- [PROBLEM]
Your task is to gather the lines below that hold the string "every".

(Data records)
********************

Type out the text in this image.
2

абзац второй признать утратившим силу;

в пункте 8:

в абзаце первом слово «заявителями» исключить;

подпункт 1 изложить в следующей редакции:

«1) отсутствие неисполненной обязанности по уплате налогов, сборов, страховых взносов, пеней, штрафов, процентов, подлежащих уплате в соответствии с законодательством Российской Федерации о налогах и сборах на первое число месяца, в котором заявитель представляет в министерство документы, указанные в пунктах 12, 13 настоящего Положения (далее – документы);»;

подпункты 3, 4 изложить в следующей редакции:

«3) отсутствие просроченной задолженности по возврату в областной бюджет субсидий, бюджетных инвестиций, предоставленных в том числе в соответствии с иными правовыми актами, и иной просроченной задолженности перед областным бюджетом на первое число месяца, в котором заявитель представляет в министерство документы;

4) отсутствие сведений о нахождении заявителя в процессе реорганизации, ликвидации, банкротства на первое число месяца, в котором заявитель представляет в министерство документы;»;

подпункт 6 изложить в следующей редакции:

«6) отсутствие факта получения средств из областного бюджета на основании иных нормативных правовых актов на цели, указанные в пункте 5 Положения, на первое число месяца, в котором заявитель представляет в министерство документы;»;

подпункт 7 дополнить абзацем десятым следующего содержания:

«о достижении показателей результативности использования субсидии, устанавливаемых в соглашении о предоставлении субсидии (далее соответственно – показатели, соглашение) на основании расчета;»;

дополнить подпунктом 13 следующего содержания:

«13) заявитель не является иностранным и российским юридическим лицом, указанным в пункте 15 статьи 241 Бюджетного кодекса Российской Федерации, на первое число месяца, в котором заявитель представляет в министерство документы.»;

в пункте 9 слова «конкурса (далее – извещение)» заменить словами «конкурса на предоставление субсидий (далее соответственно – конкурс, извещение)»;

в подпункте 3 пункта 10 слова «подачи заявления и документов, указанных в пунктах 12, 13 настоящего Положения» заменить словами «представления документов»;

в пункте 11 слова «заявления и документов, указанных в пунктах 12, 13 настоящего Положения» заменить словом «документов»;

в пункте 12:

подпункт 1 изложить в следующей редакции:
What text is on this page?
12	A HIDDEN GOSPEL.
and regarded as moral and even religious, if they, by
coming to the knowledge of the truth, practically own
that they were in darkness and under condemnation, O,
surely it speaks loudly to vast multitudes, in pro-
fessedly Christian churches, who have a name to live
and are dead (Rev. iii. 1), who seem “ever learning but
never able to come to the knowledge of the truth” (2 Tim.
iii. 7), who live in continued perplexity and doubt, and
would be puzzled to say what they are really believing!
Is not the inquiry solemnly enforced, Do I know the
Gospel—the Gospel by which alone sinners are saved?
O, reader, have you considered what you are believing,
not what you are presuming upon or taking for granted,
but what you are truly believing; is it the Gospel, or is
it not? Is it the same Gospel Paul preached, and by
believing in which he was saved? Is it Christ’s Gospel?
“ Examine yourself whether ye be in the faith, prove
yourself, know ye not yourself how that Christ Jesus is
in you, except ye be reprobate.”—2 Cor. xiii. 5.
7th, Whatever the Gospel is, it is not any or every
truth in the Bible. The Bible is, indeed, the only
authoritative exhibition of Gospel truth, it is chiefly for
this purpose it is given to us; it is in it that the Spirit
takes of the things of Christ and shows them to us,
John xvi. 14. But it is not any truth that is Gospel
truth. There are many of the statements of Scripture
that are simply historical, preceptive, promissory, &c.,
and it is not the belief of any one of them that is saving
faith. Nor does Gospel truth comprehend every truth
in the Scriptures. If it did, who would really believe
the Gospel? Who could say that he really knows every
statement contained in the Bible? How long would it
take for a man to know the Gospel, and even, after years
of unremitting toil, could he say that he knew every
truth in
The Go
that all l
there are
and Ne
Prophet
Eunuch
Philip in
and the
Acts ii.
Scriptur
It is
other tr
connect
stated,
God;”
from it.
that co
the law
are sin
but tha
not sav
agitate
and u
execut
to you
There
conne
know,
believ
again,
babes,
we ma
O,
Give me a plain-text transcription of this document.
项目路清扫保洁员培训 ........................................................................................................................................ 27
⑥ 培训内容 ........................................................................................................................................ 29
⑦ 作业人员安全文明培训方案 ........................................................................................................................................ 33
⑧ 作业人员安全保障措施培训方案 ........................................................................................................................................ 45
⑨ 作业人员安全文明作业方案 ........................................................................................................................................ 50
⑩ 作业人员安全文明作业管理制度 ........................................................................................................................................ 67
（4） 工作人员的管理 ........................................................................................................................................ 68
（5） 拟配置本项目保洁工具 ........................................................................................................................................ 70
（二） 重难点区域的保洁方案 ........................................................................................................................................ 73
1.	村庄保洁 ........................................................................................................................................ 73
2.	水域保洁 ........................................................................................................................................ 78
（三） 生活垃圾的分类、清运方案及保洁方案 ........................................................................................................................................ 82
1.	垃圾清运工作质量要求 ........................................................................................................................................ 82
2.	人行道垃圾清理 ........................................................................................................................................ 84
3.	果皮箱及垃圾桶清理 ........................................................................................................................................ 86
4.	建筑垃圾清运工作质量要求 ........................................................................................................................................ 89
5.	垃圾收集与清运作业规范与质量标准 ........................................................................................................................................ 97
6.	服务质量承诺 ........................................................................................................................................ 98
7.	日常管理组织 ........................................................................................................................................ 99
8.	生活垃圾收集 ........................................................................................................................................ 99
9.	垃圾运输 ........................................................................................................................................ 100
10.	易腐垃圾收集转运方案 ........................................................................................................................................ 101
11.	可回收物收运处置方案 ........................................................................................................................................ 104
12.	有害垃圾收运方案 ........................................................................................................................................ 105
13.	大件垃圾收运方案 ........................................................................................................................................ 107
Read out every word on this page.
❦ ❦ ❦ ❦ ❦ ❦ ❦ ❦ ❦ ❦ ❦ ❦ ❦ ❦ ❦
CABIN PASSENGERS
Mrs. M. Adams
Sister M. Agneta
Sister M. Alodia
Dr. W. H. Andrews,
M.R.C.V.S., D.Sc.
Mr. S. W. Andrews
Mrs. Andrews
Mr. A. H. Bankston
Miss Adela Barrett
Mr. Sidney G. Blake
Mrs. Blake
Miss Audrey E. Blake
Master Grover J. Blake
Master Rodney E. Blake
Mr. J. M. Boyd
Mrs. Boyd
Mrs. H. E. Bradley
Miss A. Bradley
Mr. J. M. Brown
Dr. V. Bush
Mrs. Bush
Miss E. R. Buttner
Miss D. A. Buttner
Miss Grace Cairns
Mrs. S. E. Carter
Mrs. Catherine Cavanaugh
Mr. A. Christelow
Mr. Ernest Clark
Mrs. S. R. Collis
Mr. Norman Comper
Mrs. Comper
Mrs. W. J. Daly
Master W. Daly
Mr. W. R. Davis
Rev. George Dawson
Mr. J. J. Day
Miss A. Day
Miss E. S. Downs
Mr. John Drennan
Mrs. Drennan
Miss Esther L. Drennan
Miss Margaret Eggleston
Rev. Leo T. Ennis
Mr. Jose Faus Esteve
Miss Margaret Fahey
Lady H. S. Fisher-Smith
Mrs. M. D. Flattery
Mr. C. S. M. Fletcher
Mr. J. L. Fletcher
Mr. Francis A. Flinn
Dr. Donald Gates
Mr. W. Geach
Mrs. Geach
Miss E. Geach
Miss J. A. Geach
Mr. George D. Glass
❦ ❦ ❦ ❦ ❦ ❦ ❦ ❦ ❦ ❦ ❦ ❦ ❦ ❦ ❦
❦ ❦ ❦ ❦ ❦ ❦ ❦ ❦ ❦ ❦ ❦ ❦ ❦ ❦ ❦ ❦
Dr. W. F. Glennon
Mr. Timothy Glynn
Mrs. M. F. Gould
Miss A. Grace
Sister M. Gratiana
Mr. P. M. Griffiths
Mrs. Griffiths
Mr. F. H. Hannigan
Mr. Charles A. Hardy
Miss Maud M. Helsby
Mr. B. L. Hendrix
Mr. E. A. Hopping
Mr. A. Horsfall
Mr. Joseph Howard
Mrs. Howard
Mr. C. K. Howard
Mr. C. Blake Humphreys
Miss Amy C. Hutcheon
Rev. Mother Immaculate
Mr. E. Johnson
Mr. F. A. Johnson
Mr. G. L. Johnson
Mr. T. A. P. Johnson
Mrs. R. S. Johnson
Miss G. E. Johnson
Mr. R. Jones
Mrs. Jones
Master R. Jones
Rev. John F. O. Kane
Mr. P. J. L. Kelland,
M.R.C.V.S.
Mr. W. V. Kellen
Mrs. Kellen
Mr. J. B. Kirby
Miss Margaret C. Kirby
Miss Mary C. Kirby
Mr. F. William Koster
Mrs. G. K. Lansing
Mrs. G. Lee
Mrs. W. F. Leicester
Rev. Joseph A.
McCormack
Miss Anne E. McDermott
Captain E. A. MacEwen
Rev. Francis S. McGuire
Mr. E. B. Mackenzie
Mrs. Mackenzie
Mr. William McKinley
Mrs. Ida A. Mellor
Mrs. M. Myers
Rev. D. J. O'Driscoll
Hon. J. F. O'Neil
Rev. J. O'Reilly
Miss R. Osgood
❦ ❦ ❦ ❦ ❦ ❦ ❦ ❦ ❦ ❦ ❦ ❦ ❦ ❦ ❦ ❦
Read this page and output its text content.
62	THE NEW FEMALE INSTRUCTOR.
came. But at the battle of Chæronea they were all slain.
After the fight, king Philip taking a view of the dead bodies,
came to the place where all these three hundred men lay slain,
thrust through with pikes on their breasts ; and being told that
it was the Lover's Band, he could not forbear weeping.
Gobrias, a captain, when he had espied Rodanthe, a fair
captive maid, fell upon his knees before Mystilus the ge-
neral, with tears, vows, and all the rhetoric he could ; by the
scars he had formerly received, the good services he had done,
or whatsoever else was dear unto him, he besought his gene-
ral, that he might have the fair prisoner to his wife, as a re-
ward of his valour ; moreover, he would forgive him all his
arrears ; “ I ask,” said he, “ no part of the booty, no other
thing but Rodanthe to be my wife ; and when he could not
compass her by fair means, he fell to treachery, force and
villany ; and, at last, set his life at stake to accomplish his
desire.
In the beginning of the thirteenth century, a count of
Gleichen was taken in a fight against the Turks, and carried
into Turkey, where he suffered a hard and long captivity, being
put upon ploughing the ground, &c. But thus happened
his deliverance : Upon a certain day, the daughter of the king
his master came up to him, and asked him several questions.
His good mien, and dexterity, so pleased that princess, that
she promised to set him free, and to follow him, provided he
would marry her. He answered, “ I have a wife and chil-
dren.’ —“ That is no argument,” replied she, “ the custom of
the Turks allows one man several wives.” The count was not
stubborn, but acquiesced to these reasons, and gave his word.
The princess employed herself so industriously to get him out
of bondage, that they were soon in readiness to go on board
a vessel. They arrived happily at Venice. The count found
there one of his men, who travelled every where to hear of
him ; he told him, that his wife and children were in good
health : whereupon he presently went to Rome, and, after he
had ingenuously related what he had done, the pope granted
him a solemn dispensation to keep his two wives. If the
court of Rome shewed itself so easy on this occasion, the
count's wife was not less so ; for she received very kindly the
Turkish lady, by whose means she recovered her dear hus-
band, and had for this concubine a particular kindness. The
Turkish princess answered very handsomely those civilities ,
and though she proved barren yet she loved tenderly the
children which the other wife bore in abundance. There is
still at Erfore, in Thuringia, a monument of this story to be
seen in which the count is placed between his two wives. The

********************

- [COMPLETE OUTPUT]
7th, Whatever the Gospel is, it is not any or every
faith. Nor does Gospel truth comprehend every truth
the Gospel? Who could say that he really knows every
of unremitting toil, could he say that he knew every
Read out every word on this page.
there one of his men, who travelled every where to hear of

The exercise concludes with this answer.